Stated exercise
Pick out every line of the listing below that contains the string "华泰期货研究院", with case counting in the match.
BEGIN
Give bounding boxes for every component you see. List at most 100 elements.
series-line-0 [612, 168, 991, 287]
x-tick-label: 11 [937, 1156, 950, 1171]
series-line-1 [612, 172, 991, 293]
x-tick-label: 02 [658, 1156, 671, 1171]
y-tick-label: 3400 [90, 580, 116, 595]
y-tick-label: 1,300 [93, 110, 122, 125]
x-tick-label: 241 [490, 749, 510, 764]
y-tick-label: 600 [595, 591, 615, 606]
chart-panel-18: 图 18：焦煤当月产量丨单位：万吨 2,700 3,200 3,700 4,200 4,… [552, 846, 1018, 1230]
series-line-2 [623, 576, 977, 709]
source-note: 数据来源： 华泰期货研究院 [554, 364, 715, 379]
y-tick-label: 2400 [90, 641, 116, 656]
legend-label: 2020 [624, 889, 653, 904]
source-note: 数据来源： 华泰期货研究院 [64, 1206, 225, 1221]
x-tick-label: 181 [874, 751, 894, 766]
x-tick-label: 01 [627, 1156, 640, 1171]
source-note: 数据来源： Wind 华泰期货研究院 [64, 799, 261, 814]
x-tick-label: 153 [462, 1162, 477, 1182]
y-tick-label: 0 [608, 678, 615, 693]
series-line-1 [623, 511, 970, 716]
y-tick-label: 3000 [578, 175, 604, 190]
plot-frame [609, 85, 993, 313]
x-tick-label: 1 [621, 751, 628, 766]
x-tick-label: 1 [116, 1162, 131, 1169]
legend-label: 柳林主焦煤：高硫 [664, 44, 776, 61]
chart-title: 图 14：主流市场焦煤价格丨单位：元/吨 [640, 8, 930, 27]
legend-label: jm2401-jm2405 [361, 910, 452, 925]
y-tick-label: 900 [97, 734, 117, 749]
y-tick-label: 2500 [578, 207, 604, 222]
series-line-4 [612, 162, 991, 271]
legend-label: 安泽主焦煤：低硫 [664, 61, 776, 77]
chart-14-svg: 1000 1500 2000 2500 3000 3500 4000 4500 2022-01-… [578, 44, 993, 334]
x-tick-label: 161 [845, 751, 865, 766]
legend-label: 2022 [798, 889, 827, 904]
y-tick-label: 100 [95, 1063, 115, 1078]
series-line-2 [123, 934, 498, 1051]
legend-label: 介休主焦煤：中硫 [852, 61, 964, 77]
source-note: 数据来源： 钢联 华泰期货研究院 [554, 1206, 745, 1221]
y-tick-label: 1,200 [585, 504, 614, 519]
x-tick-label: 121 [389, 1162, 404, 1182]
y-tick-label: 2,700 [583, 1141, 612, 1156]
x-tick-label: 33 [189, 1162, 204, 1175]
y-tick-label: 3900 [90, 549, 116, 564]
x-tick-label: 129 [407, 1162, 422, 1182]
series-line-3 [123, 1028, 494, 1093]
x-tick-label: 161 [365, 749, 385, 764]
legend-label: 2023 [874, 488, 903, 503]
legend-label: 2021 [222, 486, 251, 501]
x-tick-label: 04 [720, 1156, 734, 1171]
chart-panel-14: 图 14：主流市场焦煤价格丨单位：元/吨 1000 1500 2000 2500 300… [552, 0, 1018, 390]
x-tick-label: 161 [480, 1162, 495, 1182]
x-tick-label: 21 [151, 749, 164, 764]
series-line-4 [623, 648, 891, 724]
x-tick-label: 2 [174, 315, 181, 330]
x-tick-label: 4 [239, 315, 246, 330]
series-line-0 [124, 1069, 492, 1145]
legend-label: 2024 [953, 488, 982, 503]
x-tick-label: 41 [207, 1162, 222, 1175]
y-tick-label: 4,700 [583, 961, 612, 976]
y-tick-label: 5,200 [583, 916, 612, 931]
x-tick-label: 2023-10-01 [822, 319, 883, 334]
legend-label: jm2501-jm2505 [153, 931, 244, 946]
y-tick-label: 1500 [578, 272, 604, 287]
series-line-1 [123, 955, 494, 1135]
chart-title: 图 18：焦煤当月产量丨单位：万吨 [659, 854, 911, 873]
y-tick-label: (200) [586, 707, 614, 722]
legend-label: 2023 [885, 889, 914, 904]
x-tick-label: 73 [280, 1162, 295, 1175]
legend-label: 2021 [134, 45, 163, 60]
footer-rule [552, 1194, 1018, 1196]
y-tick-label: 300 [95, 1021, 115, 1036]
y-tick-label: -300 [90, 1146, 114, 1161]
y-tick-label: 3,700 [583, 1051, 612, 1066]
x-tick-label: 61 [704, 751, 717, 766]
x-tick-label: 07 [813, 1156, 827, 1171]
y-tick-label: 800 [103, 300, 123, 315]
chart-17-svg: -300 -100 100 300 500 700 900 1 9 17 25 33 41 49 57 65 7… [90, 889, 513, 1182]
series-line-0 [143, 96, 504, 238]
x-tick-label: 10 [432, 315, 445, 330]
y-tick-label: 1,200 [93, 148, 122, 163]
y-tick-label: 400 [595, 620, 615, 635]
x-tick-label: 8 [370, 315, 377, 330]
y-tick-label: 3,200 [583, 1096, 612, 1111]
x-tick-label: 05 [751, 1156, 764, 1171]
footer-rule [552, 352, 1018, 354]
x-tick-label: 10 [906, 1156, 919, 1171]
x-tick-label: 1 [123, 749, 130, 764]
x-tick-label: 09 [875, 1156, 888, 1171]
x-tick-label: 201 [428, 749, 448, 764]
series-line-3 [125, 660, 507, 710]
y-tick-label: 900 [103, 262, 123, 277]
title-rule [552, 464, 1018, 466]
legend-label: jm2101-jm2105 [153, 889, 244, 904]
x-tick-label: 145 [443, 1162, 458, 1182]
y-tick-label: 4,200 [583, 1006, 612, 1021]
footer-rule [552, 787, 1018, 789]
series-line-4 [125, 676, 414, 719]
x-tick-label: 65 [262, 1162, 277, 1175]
END
Full output
source-note: 数据来源： 华泰期货研究院 [554, 364, 715, 379]
source-note: 数据来源： 华泰期货研究院 [64, 1206, 225, 1221]
source-note: 数据来源： Wind 华泰期货研究院 [64, 799, 261, 814]
source-note: 数据来源： 钢联 华泰期货研究院 [554, 1206, 745, 1221]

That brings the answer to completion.